Task description: Give the entries back exactly, dropping each image.

--- START ---

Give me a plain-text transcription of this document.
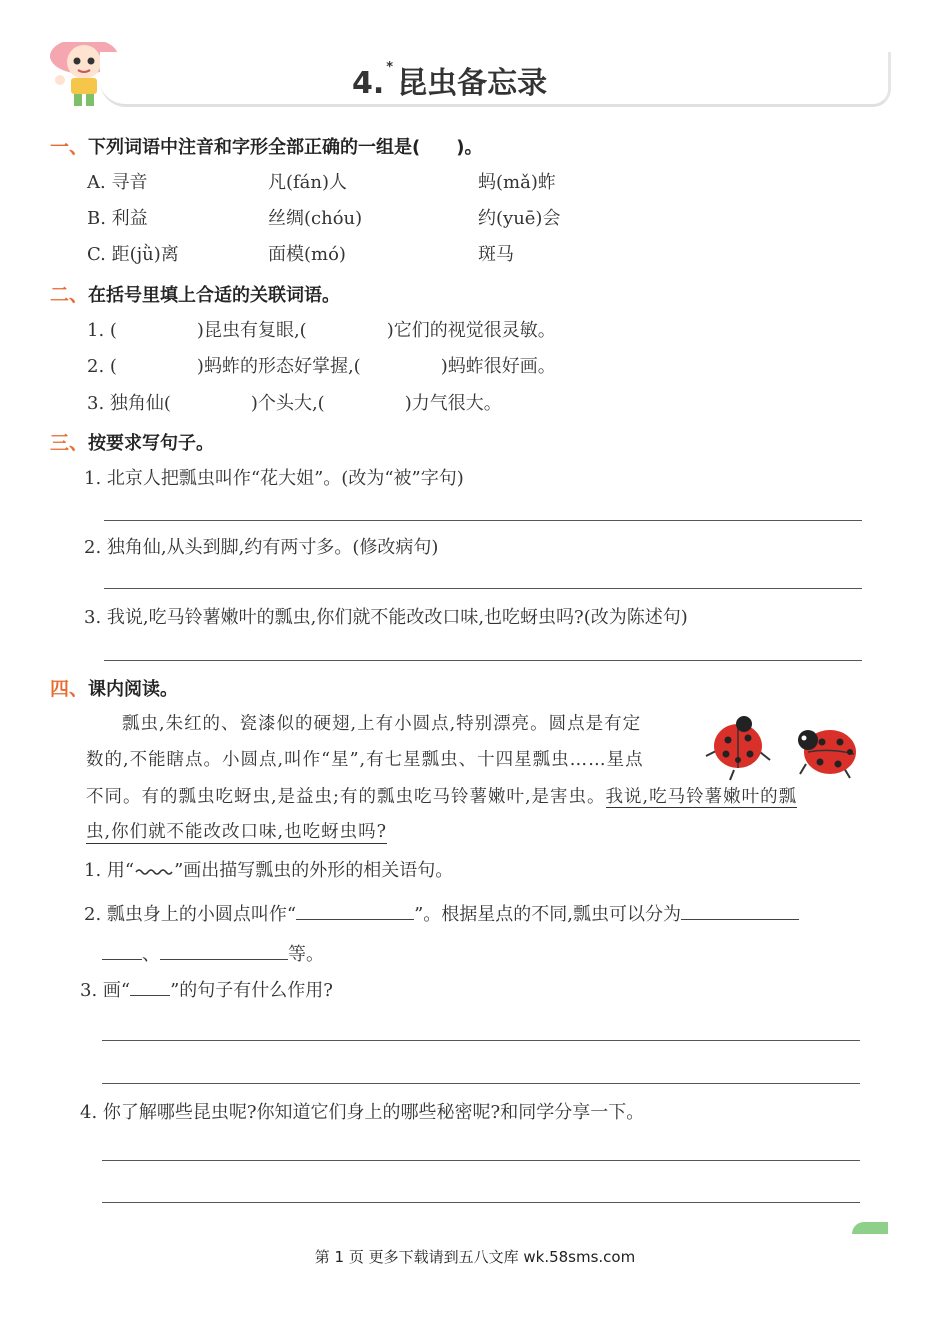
4. * 昆虫备忘录
一、下列词语中注音和字形全部正确的一组是(　　)。
A. 寻音	凡(fán)人	蚂(mǎ)蚱
B. 利益	丝绸(chóu)	约(yuē)会
C. 距(jǜ)离	面模(mó)	斑马
二、在括号里填上合适的关联词语。
1. (	)昆虫有复眼,(	)它们的视觉很灵敏。
2. (	)蚂蚱的形态好掌握,(	)蚂蚱很好画。
3. 独角仙(	)个头大,(	)力气很大。
三、按要求写句子。
1. 北京人把瓢虫叫作“花大姐”。(改为“被”字句)
2. 独角仙,从头到脚,约有两寸多。(修改病句)
3. 我说,吃马铃薯嫩叶的瓢虫,你们就不能改改口味,也吃蚜虫吗?(改为陈述句)
四、课内阅读。
瓢虫,朱红的、瓷漆似的硬翅,上有小圆点,特别漂亮。圆点是有定
数的,不能瞎点。小圆点,叫作“星”,有七星瓢虫、十四星瓢虫……星点
不同。有的瓢虫吃蚜虫,是益虫;有的瓢虫吃马铃薯嫩叶,是害虫。我说,吃马铃薯嫩叶的瓢
虫,你们就不能改改口味,也吃蚜虫吗?
1. 用“ ”画出描写瓢虫的外形的相关语句。
2. 瓢虫身上的小圆点叫作“	”。根据星点的不同,瓢虫可以分为
、	等。
3. 画“ ”的句子有什么作用?
4. 你了解哪些昆虫呢?你知道它们身上的哪些秘密呢?和同学分享一下。
第 1 页 更多下载请到五八文库 wk.58sms.com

--- END ---

Task solution:
Give me a plain-text transcription of this document.
4. * 昆虫备忘录
一、下列词语中注音和字形全部正确的一组是(　　)。
A. 寻音	凡(fán)人	蚂(mǎ)蚱
B. 利益	丝绸(chóu)	约(yuē)会
C. 距(jǜ)离	面模(mó)	斑马
二、在括号里填上合适的关联词语。
1. (	)昆虫有复眼,(	)它们的视觉很灵敏。
2. (	)蚂蚱的形态好掌握,(	)蚂蚱很好画。
3. 独角仙(	)个头大,(	)力气很大。
三、按要求写句子。
1. 北京人把瓢虫叫作“花大姐”。(改为“被”字句)
2. 独角仙,从头到脚,约有两寸多。(修改病句)
3. 我说,吃马铃薯嫩叶的瓢虫,你们就不能改改口味,也吃蚜虫吗?(改为陈述句)
四、课内阅读。
瓢虫,朱红的、瓷漆似的硬翅,上有小圆点,特别漂亮。圆点是有定
数的,不能瞎点。小圆点,叫作“星”,有七星瓢虫、十四星瓢虫……星点
不同。有的瓢虫吃蚜虫,是益虫;有的瓢虫吃马铃薯嫩叶,是害虫。我说,吃马铃薯嫩叶的瓢
虫,你们就不能改改口味,也吃蚜虫吗?
1. 用“ ”画出描写瓢虫的外形的相关语句。
2. 瓢虫身上的小圆点叫作“	”。根据星点的不同,瓢虫可以分为
、	等。
3. 画“ ”的句子有什么作用?
4. 你了解哪些昆虫呢?你知道它们身上的哪些秘密呢?和同学分享一下。
第 1 页 更多下载请到五八文库 wk.58sms.com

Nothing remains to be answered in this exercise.